Entries taken from a collection:
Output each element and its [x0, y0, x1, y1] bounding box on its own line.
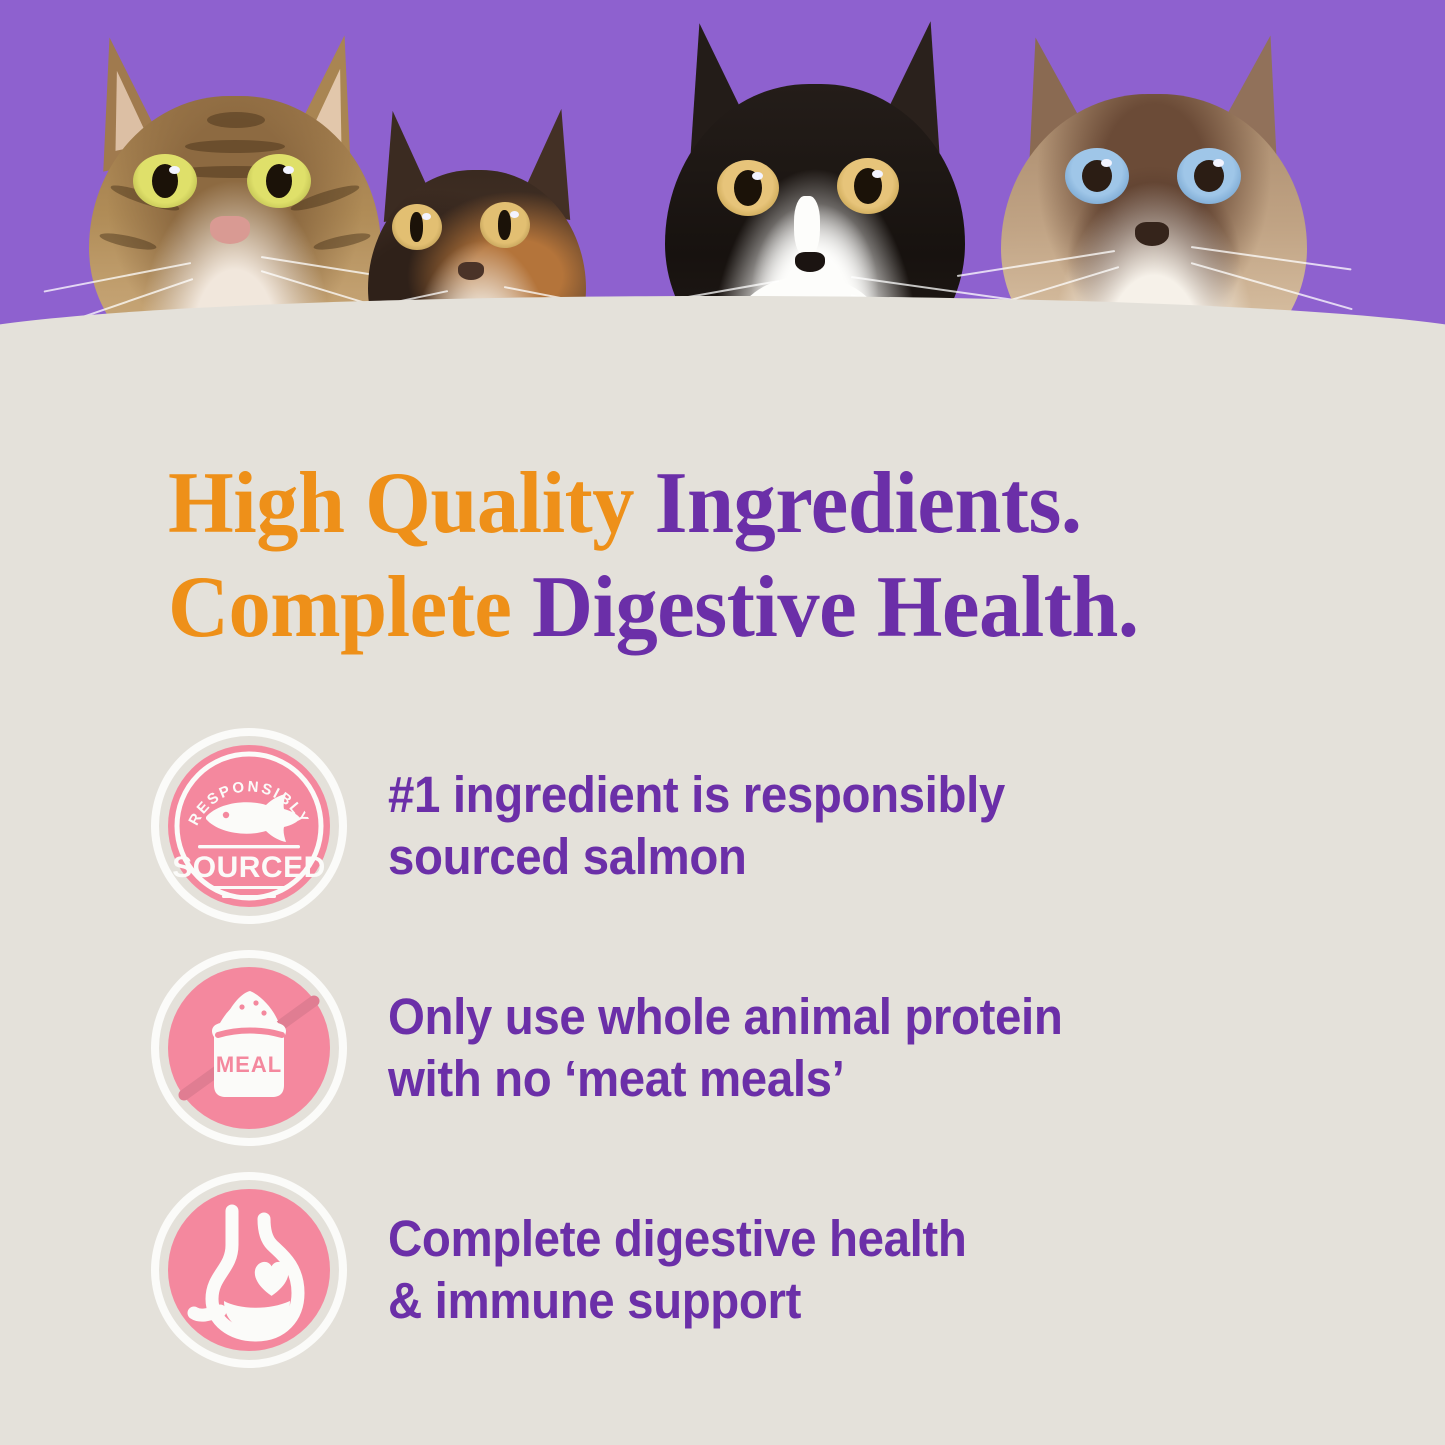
- headline-rest-2: Digestive Health.: [532, 559, 1139, 656]
- eye-right: [247, 154, 311, 208]
- eye-left: [1065, 148, 1129, 204]
- headline-highlight-1: High Quality: [168, 455, 655, 552]
- eye-right: [837, 158, 899, 214]
- product-benefits-infographic: High Quality Ingredients. Complete Diges…: [0, 0, 1445, 1445]
- benefit-row-digestive-health: Complete digestive health & immune suppo…: [168, 1170, 1348, 1370]
- responsibly-sourced-fish-badge-icon: RESPONSIBLY SOURCED: [168, 745, 330, 907]
- benefit-text: #1 ingredient is responsibly sourced sal…: [388, 764, 1005, 888]
- benefit-text: Complete digestive health & immune suppo…: [388, 1208, 966, 1332]
- benefit-row-responsibly-sourced: RESPONSIBLY SOURCED #1 ingredient: [168, 726, 1348, 926]
- hero-banner: [0, 0, 1445, 400]
- beige-curve-divider: [0, 296, 1445, 400]
- nose: [458, 262, 484, 280]
- benefit-row-no-meat-meals: MEAL Only use whole animal protein with …: [168, 948, 1348, 1148]
- headline-line-1: High Quality Ingredients.: [168, 452, 1301, 556]
- svg-text:MEAL: MEAL: [216, 1052, 282, 1077]
- headline-highlight-2: Complete: [168, 559, 532, 656]
- eye-right: [480, 202, 530, 248]
- nose: [795, 252, 825, 272]
- benefit-list: RESPONSIBLY SOURCED #1 ingredient: [168, 726, 1348, 1370]
- nose: [210, 216, 250, 244]
- headline-line-2: Complete Digestive Health.: [168, 556, 1301, 660]
- eye-left: [133, 154, 197, 208]
- svg-text:SOURCED: SOURCED: [172, 851, 326, 884]
- no-meat-meal-sack-icon: MEAL: [168, 967, 330, 1129]
- page-title: High Quality Ingredients. Complete Diges…: [168, 452, 1301, 660]
- headline-rest-1: Ingredients.: [655, 455, 1082, 552]
- eye-left: [717, 160, 779, 216]
- eye-right: [1177, 148, 1241, 204]
- benefit-text: Only use whole animal protein with no ‘m…: [388, 986, 1062, 1110]
- face-blaze-marking: [794, 196, 820, 258]
- eye-left: [392, 204, 442, 250]
- nose: [1135, 222, 1169, 246]
- stomach-heart-digestive-health-icon: [168, 1189, 330, 1351]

> **EXERCISE DIRECTIONS**
The answer is a faithful copy of the records above, with the pictures removed.

> **EXERCISE RESULT**
Output each element and its [x0, y0, x1, y1] bounding box on its own line.
- headline-rest-2: Digestive Health.: [532, 559, 1139, 656]
- eye-right: [247, 154, 311, 208]
- eye-left: [1065, 148, 1129, 204]
- headline-highlight-1: High Quality: [168, 455, 655, 552]
- eye-right: [837, 158, 899, 214]
- product-benefits-infographic: High Quality Ingredients. Complete Diges…: [0, 0, 1445, 1445]
- benefit-row-digestive-health: Complete digestive health & immune suppo…: [168, 1170, 1348, 1370]
- responsibly-sourced-fish-badge-icon: RESPONSIBLY SOURCED: [168, 745, 330, 907]
- benefit-text: #1 ingredient is responsibly sourced sal…: [388, 764, 1005, 888]
- benefit-text: Complete digestive health & immune suppo…: [388, 1208, 966, 1332]
- benefit-row-responsibly-sourced: RESPONSIBLY SOURCED #1 ingredient: [168, 726, 1348, 926]
- hero-banner: [0, 0, 1445, 400]
- beige-curve-divider: [0, 296, 1445, 400]
- nose: [458, 262, 484, 280]
- benefit-row-no-meat-meals: MEAL Only use whole animal protein with …: [168, 948, 1348, 1148]
- headline-line-1: High Quality Ingredients.: [168, 452, 1301, 556]
- svg-text:MEAL: MEAL: [216, 1052, 282, 1077]
- headline-highlight-2: Complete: [168, 559, 532, 656]
- eye-right: [480, 202, 530, 248]
- nose: [795, 252, 825, 272]
- benefit-list: RESPONSIBLY SOURCED #1 ingredient: [168, 726, 1348, 1370]
- nose: [210, 216, 250, 244]
- headline-line-2: Complete Digestive Health.: [168, 556, 1301, 660]
- eye-left: [133, 154, 197, 208]
- svg-text:SOURCED: SOURCED: [172, 851, 326, 884]
- no-meat-meal-sack-icon: MEAL: [168, 967, 330, 1129]
- page-title: High Quality Ingredients. Complete Diges…: [168, 452, 1301, 660]
- headline-rest-1: Ingredients.: [655, 455, 1082, 552]
- eye-left: [717, 160, 779, 216]
- eye-right: [1177, 148, 1241, 204]
- benefit-text: Only use whole animal protein with no ‘m…: [388, 986, 1062, 1110]
- face-blaze-marking: [794, 196, 820, 258]
- eye-left: [392, 204, 442, 250]
- nose: [1135, 222, 1169, 246]
- stomach-heart-digestive-health-icon: [168, 1189, 330, 1351]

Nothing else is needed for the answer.